**Entries taken from a collection:**
* * * * * * *

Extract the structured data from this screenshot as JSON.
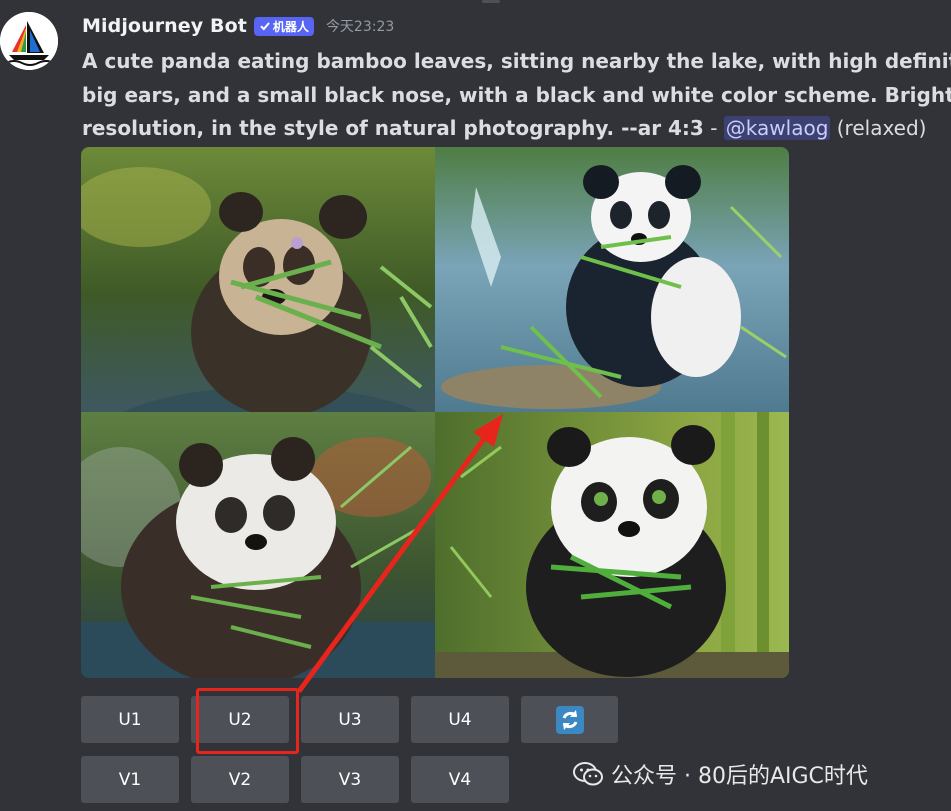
{
  "bot": {
    "name": "Midjourney Bot",
    "tag": "机器人",
    "timestamp": "今天23:23",
    "avatar": "sailboat-logo"
  },
  "message": {
    "line1": "A cute panda eating bamboo leaves, sitting nearby the lake, with high definition p",
    "line2": "big ears, and a small black nose, with a black and white color scheme. Bright colo",
    "line3": "resolution, in the style of natural photography. --ar 4:3",
    "separator": " - ",
    "mention": "@kawlaog",
    "status": " (relaxed)"
  },
  "images": [
    {
      "description": "panda-top-left"
    },
    {
      "description": "panda-top-right"
    },
    {
      "description": "panda-bottom-left"
    },
    {
      "description": "panda-bottom-right"
    }
  ],
  "buttons": {
    "upscale": [
      "U1",
      "U2",
      "U3",
      "U4"
    ],
    "variation": [
      "V1",
      "V2",
      "V3",
      "V4"
    ],
    "reroll_icon": "refresh-icon"
  },
  "annotation": {
    "highlighted": "U2",
    "highlight_color": "#e8251c",
    "arrow_target": "top-right image"
  },
  "watermark": {
    "icon": "wechat-icon",
    "text": "公众号 · 80后的AIGC时代"
  },
  "colors": {
    "background": "#313338",
    "button": "#4e5058",
    "bot_tag": "#5865f2",
    "mention_bg": "#3c4270",
    "reroll": "#3b88c3"
  }
}
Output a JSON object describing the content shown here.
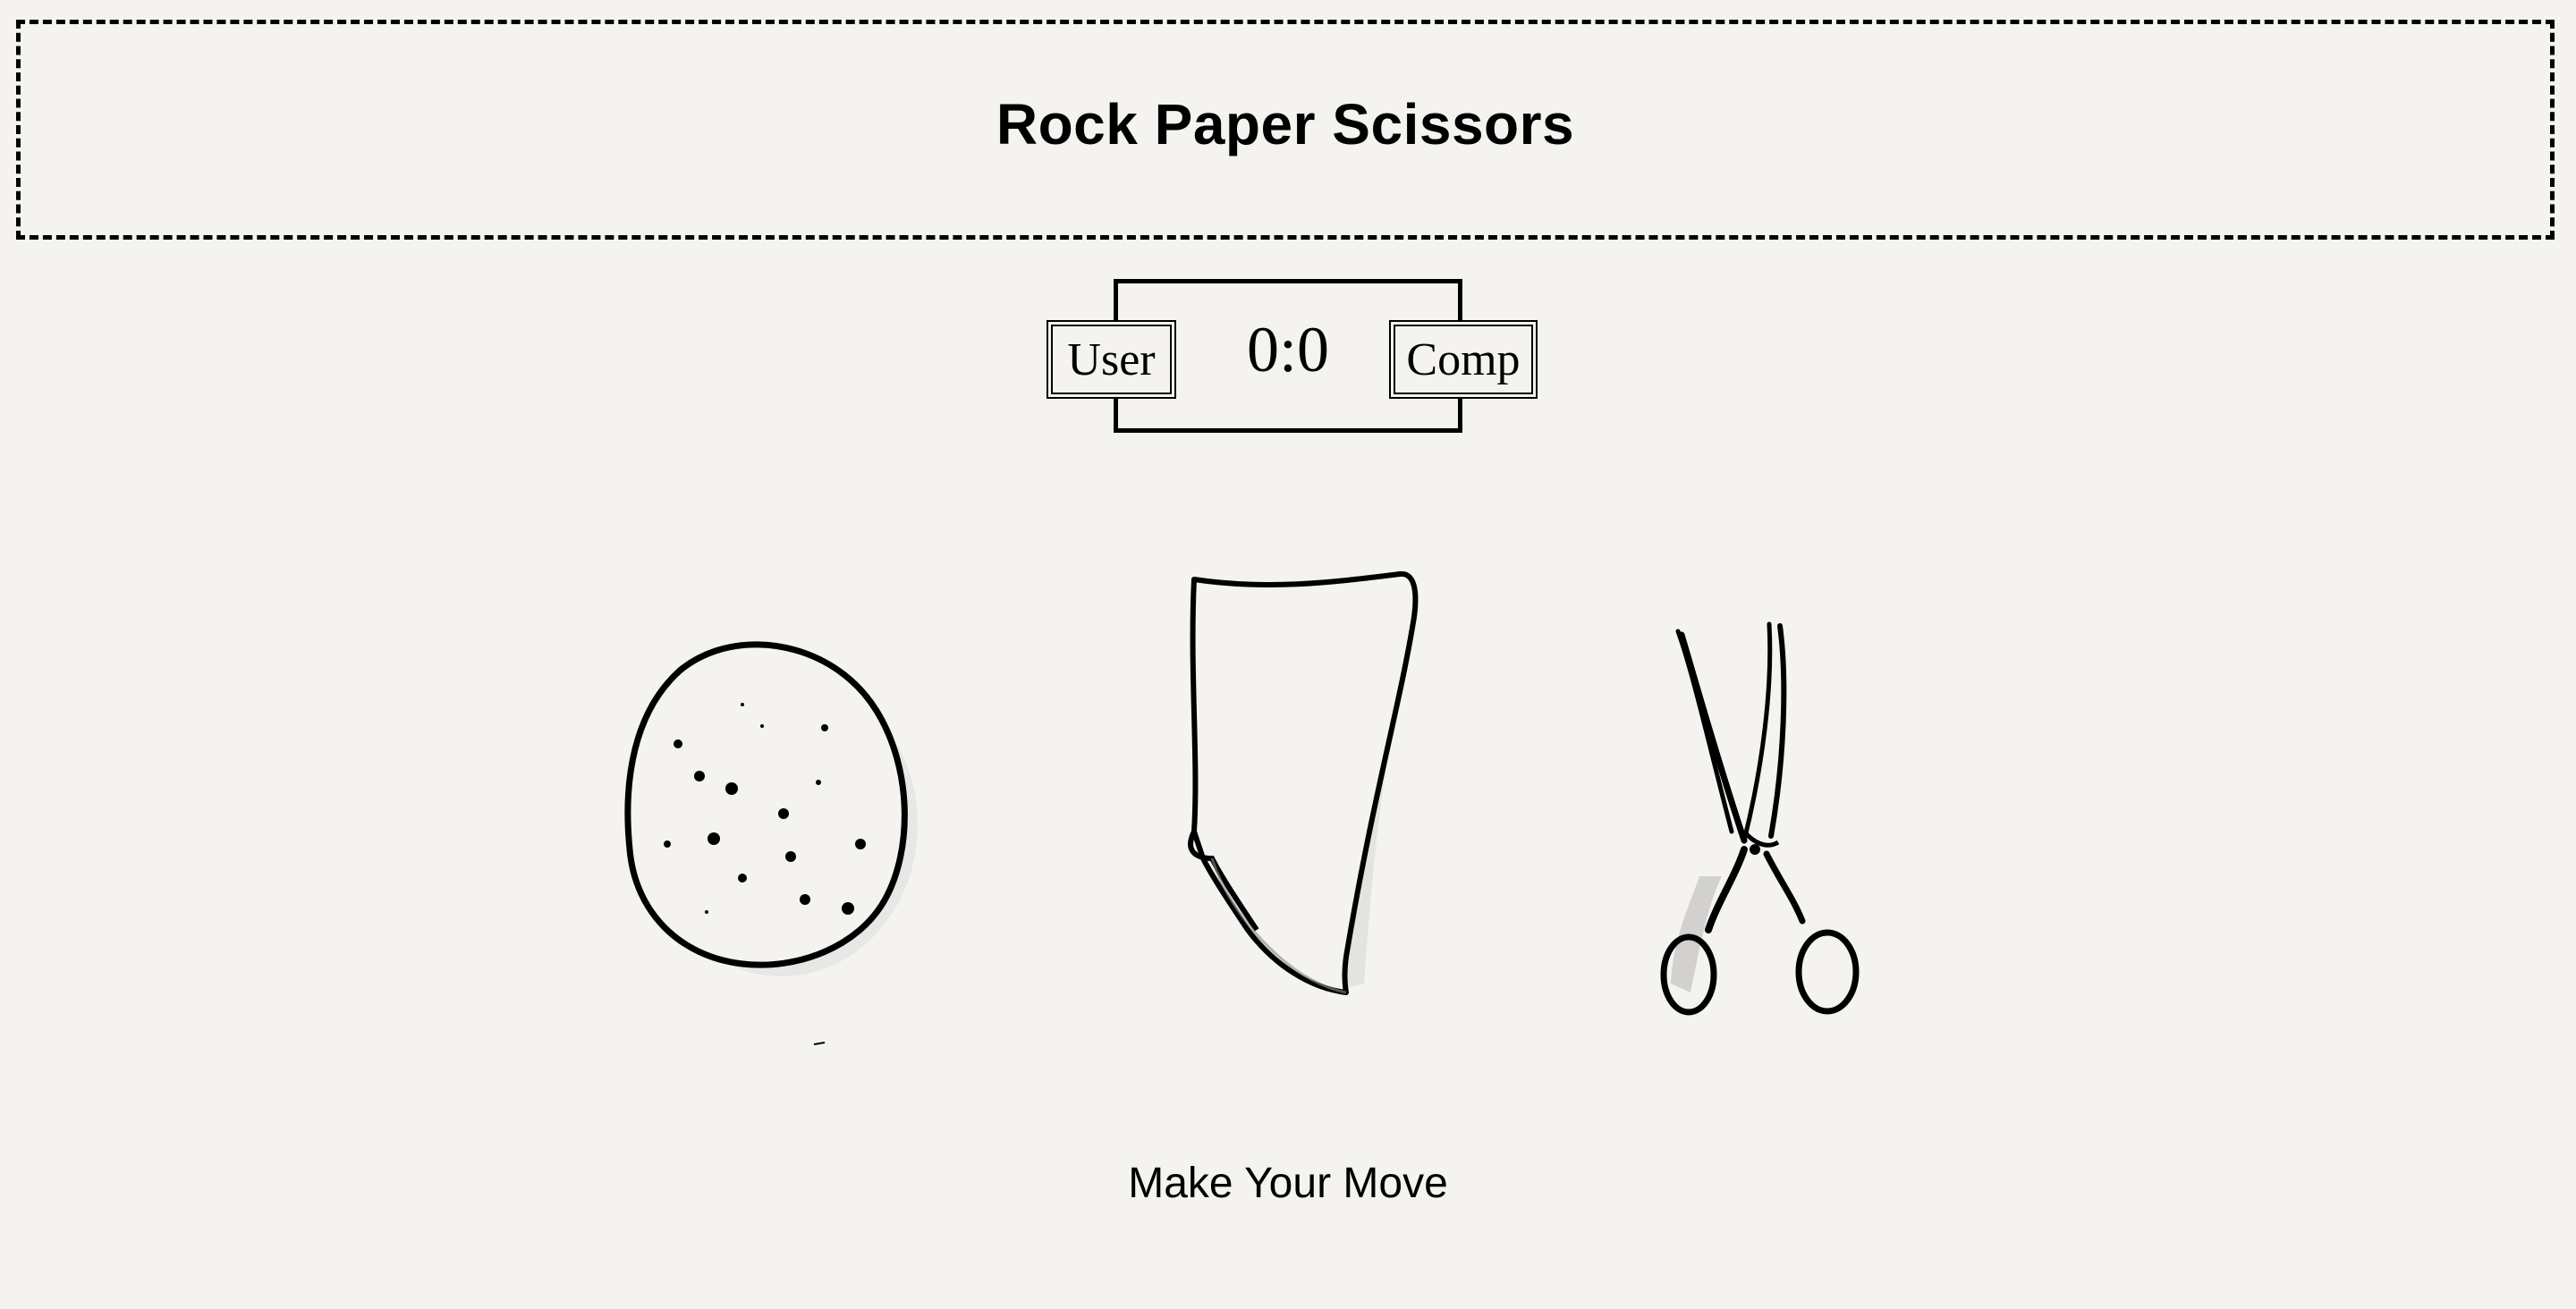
{
  "header": {
    "title": "Rock Paper Scissors"
  },
  "scoreboard": {
    "user_label": "User",
    "comp_label": "Comp",
    "score": "0:0"
  },
  "choices": [
    {
      "id": "rock",
      "icon": "rock-icon"
    },
    {
      "id": "paper",
      "icon": "paper-icon"
    },
    {
      "id": "scissors",
      "icon": "scissors-icon"
    }
  ],
  "prompt": "Make Your Move"
}
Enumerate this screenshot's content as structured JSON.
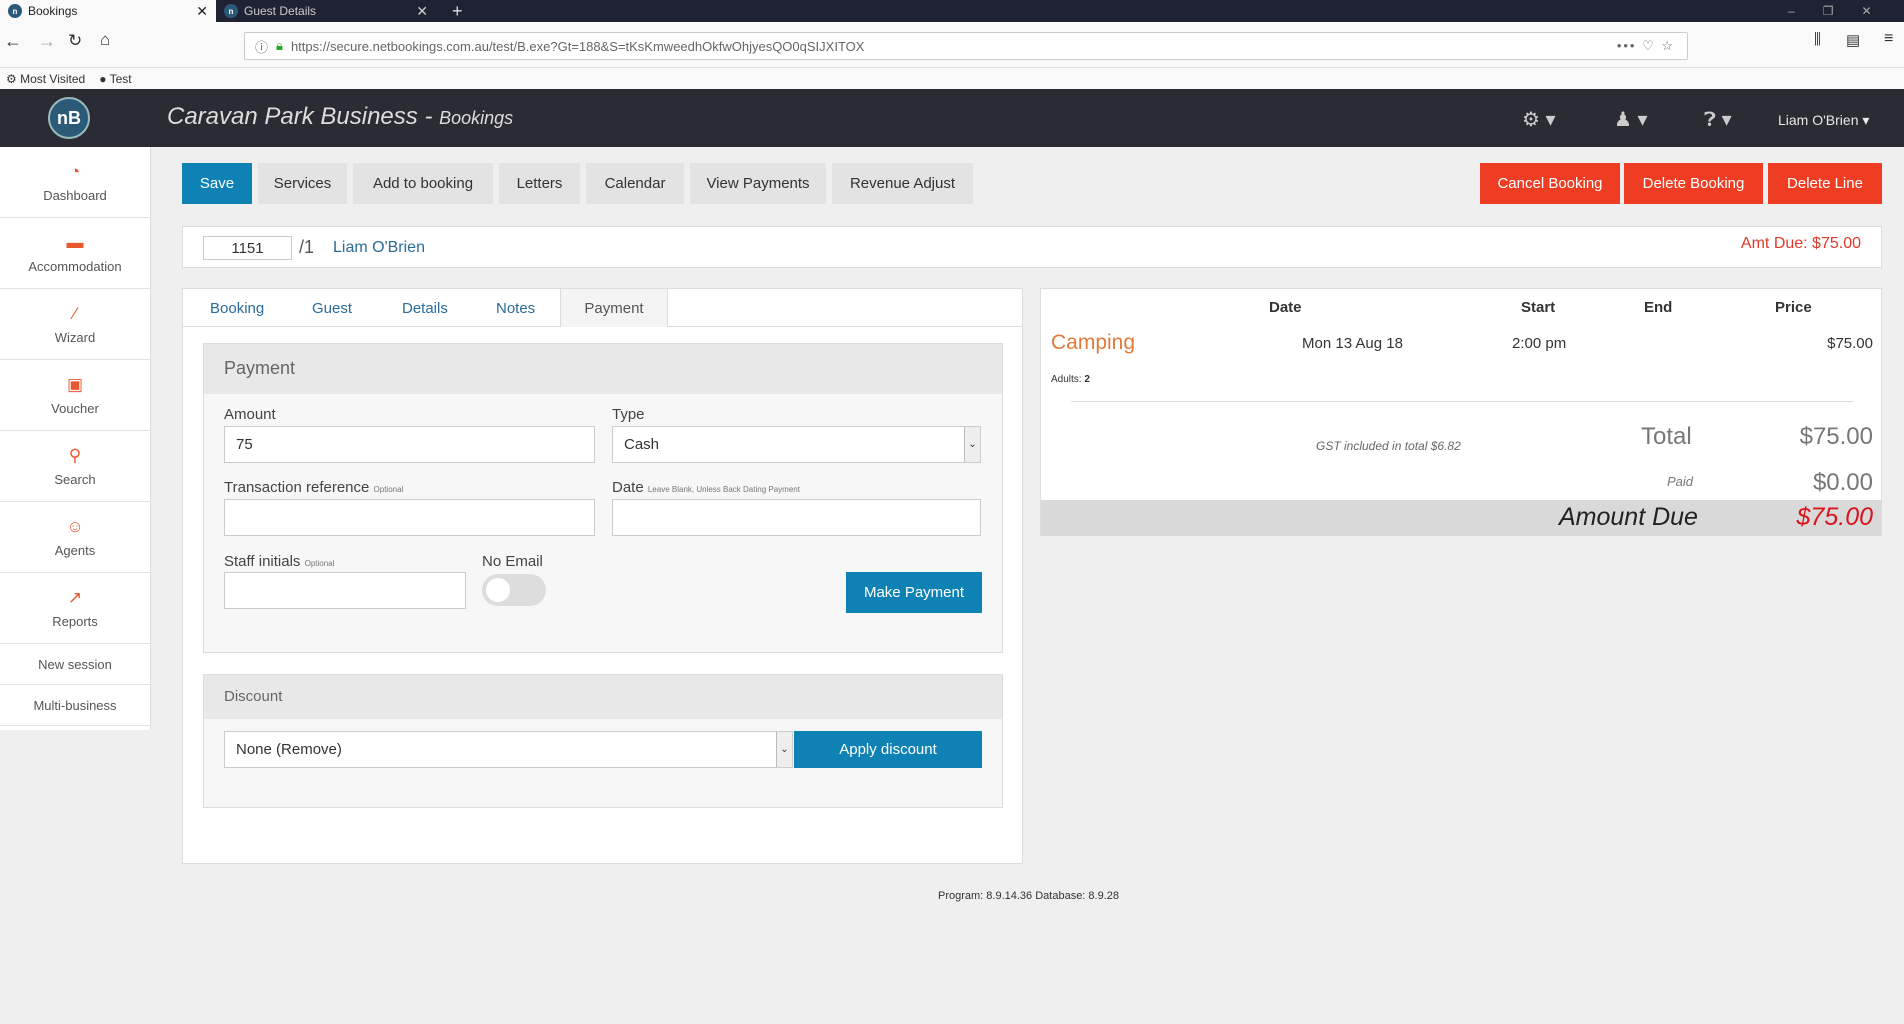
{
  "browser": {
    "tabs": [
      {
        "title": "Bookings"
      },
      {
        "title": "Guest Details"
      }
    ],
    "url": "https://secure.netbookings.com.au/test/B.exe?Gt=188&S=tKsKmweedhOkfwOhjyesQO0qSIJXITOX",
    "bookmarks": [
      "Most Visited",
      "Test"
    ]
  },
  "header": {
    "title": "Caravan Park Business - ",
    "subtitle": "Bookings",
    "user": "Liam O'Brien",
    "logo": "nB"
  },
  "sidebar": {
    "items": [
      {
        "label": "Dashboard",
        "icon": "dashboard-icon"
      },
      {
        "label": "Accommodation",
        "icon": "bed-icon"
      },
      {
        "label": "Wizard",
        "icon": "wand-icon"
      },
      {
        "label": "Voucher",
        "icon": "gift-icon"
      },
      {
        "label": "Search",
        "icon": "search-icon"
      },
      {
        "label": "Agents",
        "icon": "agent-icon"
      },
      {
        "label": "Reports",
        "icon": "chart-icon"
      },
      {
        "label": "New session"
      },
      {
        "label": "Multi-business"
      }
    ]
  },
  "toolbar": {
    "save": "Save",
    "services": "Services",
    "add": "Add to booking",
    "letters": "Letters",
    "calendar": "Calendar",
    "payments": "View Payments",
    "revenue": "Revenue Adjust",
    "cancel": "Cancel Booking",
    "delete_booking": "Delete Booking",
    "delete_line": "Delete Line"
  },
  "booking": {
    "id": "1151",
    "line": "/1",
    "guest": "Liam O'Brien",
    "amt_due": "Amt Due: $75.00"
  },
  "tabs": [
    "Booking",
    "Guest",
    "Details",
    "Notes",
    "Payment"
  ],
  "payment": {
    "title": "Payment",
    "amount_label": "Amount",
    "amount": "75",
    "type_label": "Type",
    "type": "Cash",
    "ref_label": "Transaction reference",
    "optional": "Optional",
    "date_label": "Date",
    "date_hint": "Leave Blank, Unless Back Dating Payment",
    "staff_label": "Staff initials",
    "no_email": "No Email",
    "no_email_on": false,
    "make_payment": "Make Payment"
  },
  "discount": {
    "title": "Discount",
    "selected": "None (Remove)",
    "apply": "Apply discount"
  },
  "summary": {
    "headers": [
      "Date",
      "Start",
      "End",
      "Price"
    ],
    "item": "Camping",
    "date": "Mon 13 Aug 18",
    "start": "2:00 pm",
    "end": "",
    "price": "$75.00",
    "adults_label": "Adults:",
    "adults": "2",
    "gst": "GST included in total $6.82",
    "total_label": "Total",
    "total": "$75.00",
    "paid_label": "Paid",
    "paid": "$0.00",
    "due_label": "Amount Due",
    "due": "$75.00"
  },
  "footer": "Program: 8.9.14.36 Database: 8.9.28",
  "colors": {
    "accent": "#0f82b5",
    "danger": "#ef3d24",
    "header": "#2a2b33",
    "camping": "#e07b3c"
  }
}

* * * * * * *

**THE REQUEST:** Without the images, write out each line of the data verbatim.

**EXPECTED ANSWER:**
Extract the structured data from this screenshot as JSON.
{
  "bot": {
    "name": "Midjourney Bot",
    "tag": "机器人",
    "timestamp": "今天23:23",
    "avatar": "sailboat-logo"
  },
  "message": {
    "line1": "A cute panda eating bamboo leaves, sitting nearby the lake, with high definition p",
    "line2": "big ears, and a small black nose, with a black and white color scheme. Bright colo",
    "line3": "resolution, in the style of natural photography. --ar 4:3",
    "separator": " - ",
    "mention": "@kawlaog",
    "status": " (relaxed)"
  },
  "images": [
    {
      "description": "panda-top-left"
    },
    {
      "description": "panda-top-right"
    },
    {
      "description": "panda-bottom-left"
    },
    {
      "description": "panda-bottom-right"
    }
  ],
  "buttons": {
    "upscale": [
      "U1",
      "U2",
      "U3",
      "U4"
    ],
    "variation": [
      "V1",
      "V2",
      "V3",
      "V4"
    ],
    "reroll_icon": "refresh-icon"
  },
  "annotation": {
    "highlighted": "U2",
    "highlight_color": "#e8251c",
    "arrow_target": "top-right image"
  },
  "watermark": {
    "icon": "wechat-icon",
    "text": "公众号 · 80后的AIGC时代"
  },
  "colors": {
    "background": "#313338",
    "button": "#4e5058",
    "bot_tag": "#5865f2",
    "mention_bg": "#3c4270",
    "reroll": "#3b88c3"
  }
}
Output a JSON object describing the content shown here.
{
  "header": {
    "title": "Rock Paper Scissors"
  },
  "scoreboard": {
    "user_label": "User",
    "comp_label": "Comp",
    "score": "0:0"
  },
  "choices": [
    {
      "id": "rock",
      "icon": "rock-icon"
    },
    {
      "id": "paper",
      "icon": "paper-icon"
    },
    {
      "id": "scissors",
      "icon": "scissors-icon"
    }
  ],
  "prompt": "Make Your Move"
}
Enumerate this screenshot's content as structured JSON.
{
  "browser": {
    "tabs": [
      {
        "title": "Bookings"
      },
      {
        "title": "Guest Details"
      }
    ],
    "url": "https://secure.netbookings.com.au/test/B.exe?Gt=188&S=tKsKmweedhOkfwOhjyesQO0qSIJXITOX",
    "bookmarks": [
      "Most Visited",
      "Test"
    ]
  },
  "header": {
    "title": "Caravan Park Business - ",
    "subtitle": "Bookings",
    "user": "Liam O'Brien",
    "logo": "nB"
  },
  "sidebar": {
    "items": [
      {
        "label": "Dashboard",
        "icon": "dashboard-icon"
      },
      {
        "label": "Accommodation",
        "icon": "bed-icon"
      },
      {
        "label": "Wizard",
        "icon": "wand-icon"
      },
      {
        "label": "Voucher",
        "icon": "gift-icon"
      },
      {
        "label": "Search",
        "icon": "search-icon"
      },
      {
        "label": "Agents",
        "icon": "agent-icon"
      },
      {
        "label": "Reports",
        "icon": "chart-icon"
      },
      {
        "label": "New session"
      },
      {
        "label": "Multi-business"
      }
    ]
  },
  "toolbar": {
    "save": "Save",
    "services": "Services",
    "add": "Add to booking",
    "letters": "Letters",
    "calendar": "Calendar",
    "payments": "View Payments",
    "revenue": "Revenue Adjust",
    "cancel": "Cancel Booking",
    "delete_booking": "Delete Booking",
    "delete_line": "Delete Line"
  },
  "booking": {
    "id": "1151",
    "line": "/1",
    "guest": "Liam O'Brien",
    "amt_due": "Amt Due: $75.00"
  },
  "tabs": [
    "Booking",
    "Guest",
    "Details",
    "Notes",
    "Payment"
  ],
  "payment": {
    "title": "Payment",
    "amount_label": "Amount",
    "amount": "75",
    "type_label": "Type",
    "type": "Cash",
    "ref_label": "Transaction reference",
    "optional": "Optional",
    "date_label": "Date",
    "date_hint": "Leave Blank, Unless Back Dating Payment",
    "staff_label": "Staff initials",
    "no_email": "No Email",
    "no_email_on": false,
    "make_payment": "Make Payment"
  },
  "discount": {
    "title": "Discount",
    "selected": "None (Remove)",
    "apply": "Apply discount"
  },
  "summary": {
    "headers": [
      "Date",
      "Start",
      "End",
      "Price"
    ],
    "item": "Camping",
    "date": "Mon 13 Aug 18",
    "start": "2:00 pm",
    "end": "",
    "price": "$75.00",
    "adults_label": "Adults:",
    "adults": "2",
    "gst": "GST included in total $6.82",
    "total_label": "Total",
    "total": "$75.00",
    "paid_label": "Paid",
    "paid": "$0.00",
    "due_label": "Amount Due",
    "due": "$75.00"
  },
  "footer": "Program: 8.9.14.36 Database: 8.9.28",
  "colors": {
    "accent": "#0f82b5",
    "danger": "#ef3d24",
    "header": "#2a2b33",
    "camping": "#e07b3c"
  }
}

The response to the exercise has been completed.